**作業指示**
#1 ウェブサイト運営についての文章から、「おおむね人知れず。一部のウェ」から「配をすすめつつ、で一応順調。」までを、両端を含めて一字一句変えずに抜き出してください。
#2 ウェブサイト運営についての文章で、筆者が受け取ったTOPデザインを「まあこんなものである」とし、そのまま第二階層以下の手配を進めたのはなぜですか。本文に基づき、1〜3文で説明してください。
#3 ウェブサイト運営についての文章の最後の文に続く部分を書き継いでください。

**ページ本文**
********
おおむね人知れず。一部のウェブサイトの運営のことを粛々。同時に計画を立て、この計画の最低限を知らせまた分かり易く飲み込みやすい実績を指し示し、予算を取得し、この予算でもって外部といっしょに計画を立案遂行している。予算と同時に目標を立てて、この目標指標を順調に進めながら、傍らでコンペ開催し、新たなパートナーを選定し、いよいよ計画の本丸たる刷新に着手してる昨今。コンペ時点から良くも悪くも見通しの立っていた、予想の範囲の出来のTOPデザインを受け取り、まあこんなものであるとして第二階層以下もいろいろ手配をすすめつつ、で一応順調。
順風満帆とはいえないまでもだいたいのことが計画通り遂行されている最中。
********
**提供レコード**
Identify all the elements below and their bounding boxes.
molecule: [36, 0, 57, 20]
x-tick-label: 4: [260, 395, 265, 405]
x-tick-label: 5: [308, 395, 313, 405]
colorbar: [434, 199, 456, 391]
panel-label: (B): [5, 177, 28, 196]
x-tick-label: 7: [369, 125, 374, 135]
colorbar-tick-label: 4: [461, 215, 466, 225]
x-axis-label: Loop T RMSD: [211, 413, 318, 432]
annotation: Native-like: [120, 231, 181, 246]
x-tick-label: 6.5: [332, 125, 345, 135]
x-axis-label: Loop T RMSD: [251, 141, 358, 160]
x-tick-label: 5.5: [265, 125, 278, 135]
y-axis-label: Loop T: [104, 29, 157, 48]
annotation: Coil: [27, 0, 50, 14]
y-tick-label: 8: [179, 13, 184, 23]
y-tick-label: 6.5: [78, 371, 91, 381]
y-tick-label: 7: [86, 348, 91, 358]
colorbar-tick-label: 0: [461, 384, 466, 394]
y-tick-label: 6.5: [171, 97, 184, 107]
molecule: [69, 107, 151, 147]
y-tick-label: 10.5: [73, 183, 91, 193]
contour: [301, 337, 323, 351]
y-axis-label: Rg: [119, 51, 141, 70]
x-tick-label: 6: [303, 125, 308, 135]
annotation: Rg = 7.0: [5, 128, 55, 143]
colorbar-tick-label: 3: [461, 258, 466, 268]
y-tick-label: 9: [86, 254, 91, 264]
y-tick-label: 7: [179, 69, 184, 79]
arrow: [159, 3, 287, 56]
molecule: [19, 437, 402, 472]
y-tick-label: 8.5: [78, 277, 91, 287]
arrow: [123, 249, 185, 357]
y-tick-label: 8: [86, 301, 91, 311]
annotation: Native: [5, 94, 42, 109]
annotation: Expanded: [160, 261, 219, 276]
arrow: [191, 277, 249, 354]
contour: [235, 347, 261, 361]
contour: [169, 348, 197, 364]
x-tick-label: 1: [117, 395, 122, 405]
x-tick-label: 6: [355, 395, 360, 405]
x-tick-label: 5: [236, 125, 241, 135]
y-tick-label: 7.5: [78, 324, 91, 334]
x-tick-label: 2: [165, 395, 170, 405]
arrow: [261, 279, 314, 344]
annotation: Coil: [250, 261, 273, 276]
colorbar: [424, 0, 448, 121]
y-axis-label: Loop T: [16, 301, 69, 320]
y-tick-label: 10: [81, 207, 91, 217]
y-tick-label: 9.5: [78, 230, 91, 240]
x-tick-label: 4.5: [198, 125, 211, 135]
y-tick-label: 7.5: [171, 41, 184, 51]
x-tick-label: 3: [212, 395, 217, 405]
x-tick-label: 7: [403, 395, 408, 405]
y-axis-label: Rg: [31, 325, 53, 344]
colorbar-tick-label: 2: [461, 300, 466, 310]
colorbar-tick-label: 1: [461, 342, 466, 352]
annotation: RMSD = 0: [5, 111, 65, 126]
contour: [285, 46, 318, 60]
********
**演習結果**
#1
おおむね人知れず。一部のウェブサイトの運営のことを粛々。同時に計画を立て、この計画の最低限を知らせまた分かり易く飲み込みやすい実績を指し示し、予算を取得し、この予算でもって外部といっしょに計画を立案遂行している。予算と同時に目標を立てて、この目標指標を順調に進めながら、傍らでコンペ開催し、新たなパートナーを選定し、いよいよ計画の本丸たる刷新に着手してる昨今。コンペ時点から良くも悪くも見通しの立っていた、予想の範囲の出来のTOPデザインを受け取り、まあこんなものであるとして第二階層以下もいろいろ手配をすすめつつ、で一応順調。

#2 受け取ったTOPデザインの出来が予想の範囲内だったからです。その出来は、コンペの時点から良くも悪くも見通しが立っていました。

#3
大手広告代理店マンが身内の人間として召還され、彼とのセッションにおいて「このTOPページを、なんていうかなー、もっとこう、印象的にしたいです」という。それはたとえばパタゴニアのように。それはたとえばスノーピークのように。このいかにも広告業界の中の一線でない層にいました然とした、目も眩むようなザ素人な要望。クライアントとの会話では2万回通過してきている。クライアントならパタゴニアで例を示すのでOK。けど身内として、言葉を持つプロとして、人生の先輩として、パタゴニアみたいに、だ。ここにきて2万と1回目、パタ・ショートはいりまーす。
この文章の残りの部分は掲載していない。